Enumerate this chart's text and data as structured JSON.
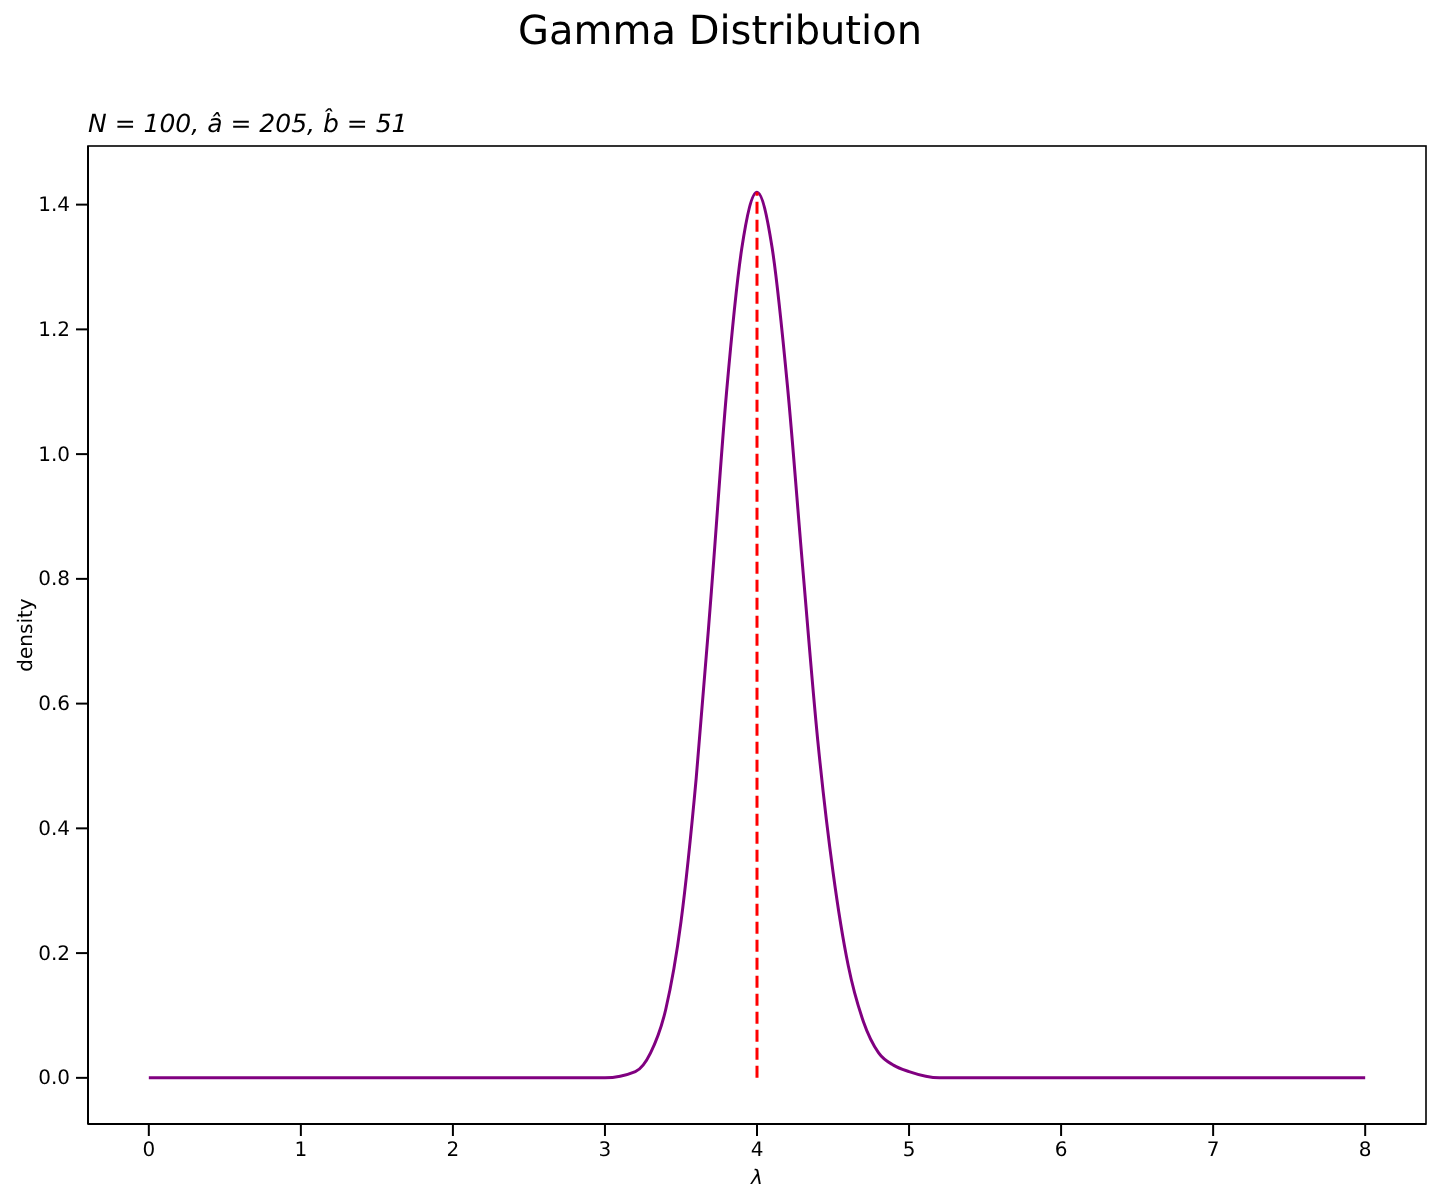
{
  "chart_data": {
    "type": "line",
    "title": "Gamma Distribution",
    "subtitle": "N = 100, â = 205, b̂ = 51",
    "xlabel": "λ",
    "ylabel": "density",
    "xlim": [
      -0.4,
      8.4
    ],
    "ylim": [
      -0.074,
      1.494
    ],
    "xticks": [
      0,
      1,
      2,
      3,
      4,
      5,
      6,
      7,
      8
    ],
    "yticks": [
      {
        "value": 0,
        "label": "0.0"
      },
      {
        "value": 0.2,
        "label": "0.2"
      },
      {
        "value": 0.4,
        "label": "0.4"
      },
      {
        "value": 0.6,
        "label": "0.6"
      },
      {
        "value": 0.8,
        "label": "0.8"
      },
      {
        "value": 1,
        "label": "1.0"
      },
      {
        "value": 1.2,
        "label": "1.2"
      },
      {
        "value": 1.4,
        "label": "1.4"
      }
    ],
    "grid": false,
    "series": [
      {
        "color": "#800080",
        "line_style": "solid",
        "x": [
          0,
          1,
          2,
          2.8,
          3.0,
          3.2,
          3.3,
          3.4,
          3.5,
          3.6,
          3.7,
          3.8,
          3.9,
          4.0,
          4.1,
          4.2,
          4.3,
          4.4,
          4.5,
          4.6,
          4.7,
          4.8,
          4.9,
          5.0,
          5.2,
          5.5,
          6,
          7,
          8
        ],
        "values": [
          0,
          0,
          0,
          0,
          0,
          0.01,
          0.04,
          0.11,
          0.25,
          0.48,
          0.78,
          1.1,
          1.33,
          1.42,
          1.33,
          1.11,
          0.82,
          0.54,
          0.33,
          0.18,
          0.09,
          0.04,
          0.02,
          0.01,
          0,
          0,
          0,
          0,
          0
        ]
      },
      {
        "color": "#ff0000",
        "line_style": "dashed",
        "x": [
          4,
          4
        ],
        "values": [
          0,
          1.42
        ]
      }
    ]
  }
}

Exercise task:
Restate the data above word for word. Skip every picture.

Exercise output:
Enumerate this chart's text and data as structured JSON.
{
  "chart_data": {
    "type": "line",
    "title": "Gamma Distribution",
    "subtitle": "N = 100, â = 205, b̂ = 51",
    "xlabel": "λ",
    "ylabel": "density",
    "xlim": [
      -0.4,
      8.4
    ],
    "ylim": [
      -0.074,
      1.494
    ],
    "xticks": [
      0,
      1,
      2,
      3,
      4,
      5,
      6,
      7,
      8
    ],
    "yticks": [
      {
        "value": 0,
        "label": "0.0"
      },
      {
        "value": 0.2,
        "label": "0.2"
      },
      {
        "value": 0.4,
        "label": "0.4"
      },
      {
        "value": 0.6,
        "label": "0.6"
      },
      {
        "value": 0.8,
        "label": "0.8"
      },
      {
        "value": 1,
        "label": "1.0"
      },
      {
        "value": 1.2,
        "label": "1.2"
      },
      {
        "value": 1.4,
        "label": "1.4"
      }
    ],
    "grid": false,
    "series": [
      {
        "color": "#800080",
        "line_style": "solid",
        "x": [
          0,
          1,
          2,
          2.8,
          3.0,
          3.2,
          3.3,
          3.4,
          3.5,
          3.6,
          3.7,
          3.8,
          3.9,
          4.0,
          4.1,
          4.2,
          4.3,
          4.4,
          4.5,
          4.6,
          4.7,
          4.8,
          4.9,
          5.0,
          5.2,
          5.5,
          6,
          7,
          8
        ],
        "values": [
          0,
          0,
          0,
          0,
          0,
          0.01,
          0.04,
          0.11,
          0.25,
          0.48,
          0.78,
          1.1,
          1.33,
          1.42,
          1.33,
          1.11,
          0.82,
          0.54,
          0.33,
          0.18,
          0.09,
          0.04,
          0.02,
          0.01,
          0,
          0,
          0,
          0,
          0
        ]
      },
      {
        "color": "#ff0000",
        "line_style": "dashed",
        "x": [
          4,
          4
        ],
        "values": [
          0,
          1.42
        ]
      }
    ]
  }
}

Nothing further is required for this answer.